▸ Problem details: Will you transcribe the entries that follow, exactly and in full?

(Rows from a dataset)
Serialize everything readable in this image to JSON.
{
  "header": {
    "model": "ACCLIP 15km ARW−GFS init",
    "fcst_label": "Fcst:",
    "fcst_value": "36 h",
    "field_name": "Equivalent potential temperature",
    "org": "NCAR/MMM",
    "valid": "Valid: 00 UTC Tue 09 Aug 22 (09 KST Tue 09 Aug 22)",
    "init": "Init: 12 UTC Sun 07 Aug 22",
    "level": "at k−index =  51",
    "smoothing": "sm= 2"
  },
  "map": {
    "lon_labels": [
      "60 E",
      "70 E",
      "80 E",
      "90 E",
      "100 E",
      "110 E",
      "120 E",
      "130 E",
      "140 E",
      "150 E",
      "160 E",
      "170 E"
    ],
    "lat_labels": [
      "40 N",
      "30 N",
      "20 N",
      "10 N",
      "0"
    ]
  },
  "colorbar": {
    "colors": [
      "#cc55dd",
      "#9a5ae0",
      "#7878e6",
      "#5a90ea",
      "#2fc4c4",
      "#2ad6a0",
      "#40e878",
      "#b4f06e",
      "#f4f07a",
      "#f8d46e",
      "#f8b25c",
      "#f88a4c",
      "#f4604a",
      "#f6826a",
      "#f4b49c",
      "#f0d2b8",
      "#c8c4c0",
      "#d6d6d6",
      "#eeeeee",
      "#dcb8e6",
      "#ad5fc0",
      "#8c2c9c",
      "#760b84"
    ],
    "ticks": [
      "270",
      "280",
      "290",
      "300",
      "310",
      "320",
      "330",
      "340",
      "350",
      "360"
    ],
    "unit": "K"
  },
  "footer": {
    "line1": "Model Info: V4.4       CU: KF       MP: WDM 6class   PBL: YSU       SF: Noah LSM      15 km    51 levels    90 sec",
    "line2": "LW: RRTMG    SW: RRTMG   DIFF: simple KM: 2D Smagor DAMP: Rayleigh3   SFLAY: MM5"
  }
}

▸ Exercise response:
Serialize everything readable in this image to JSON.
{
  "header": {
    "model": "ACCLIP 15km ARW−GFS init",
    "fcst_label": "Fcst:",
    "fcst_value": "36 h",
    "field_name": "Equivalent potential temperature",
    "org": "NCAR/MMM",
    "valid": "Valid: 00 UTC Tue 09 Aug 22 (09 KST Tue 09 Aug 22)",
    "init": "Init: 12 UTC Sun 07 Aug 22",
    "level": "at k−index =  51",
    "smoothing": "sm= 2"
  },
  "map": {
    "lon_labels": [
      "60 E",
      "70 E",
      "80 E",
      "90 E",
      "100 E",
      "110 E",
      "120 E",
      "130 E",
      "140 E",
      "150 E",
      "160 E",
      "170 E"
    ],
    "lat_labels": [
      "40 N",
      "30 N",
      "20 N",
      "10 N",
      "0"
    ]
  },
  "colorbar": {
    "colors": [
      "#cc55dd",
      "#9a5ae0",
      "#7878e6",
      "#5a90ea",
      "#2fc4c4",
      "#2ad6a0",
      "#40e878",
      "#b4f06e",
      "#f4f07a",
      "#f8d46e",
      "#f8b25c",
      "#f88a4c",
      "#f4604a",
      "#f6826a",
      "#f4b49c",
      "#f0d2b8",
      "#c8c4c0",
      "#d6d6d6",
      "#eeeeee",
      "#dcb8e6",
      "#ad5fc0",
      "#8c2c9c",
      "#760b84"
    ],
    "ticks": [
      "270",
      "280",
      "290",
      "300",
      "310",
      "320",
      "330",
      "340",
      "350",
      "360"
    ],
    "unit": "K"
  },
  "footer": {
    "line1": "Model Info: V4.4       CU: KF       MP: WDM 6class   PBL: YSU       SF: Noah LSM      15 km    51 levels    90 sec",
    "line2": "LW: RRTMG    SW: RRTMG   DIFF: simple KM: 2D Smagor DAMP: Rayleigh3   SFLAY: MM5"
  }
}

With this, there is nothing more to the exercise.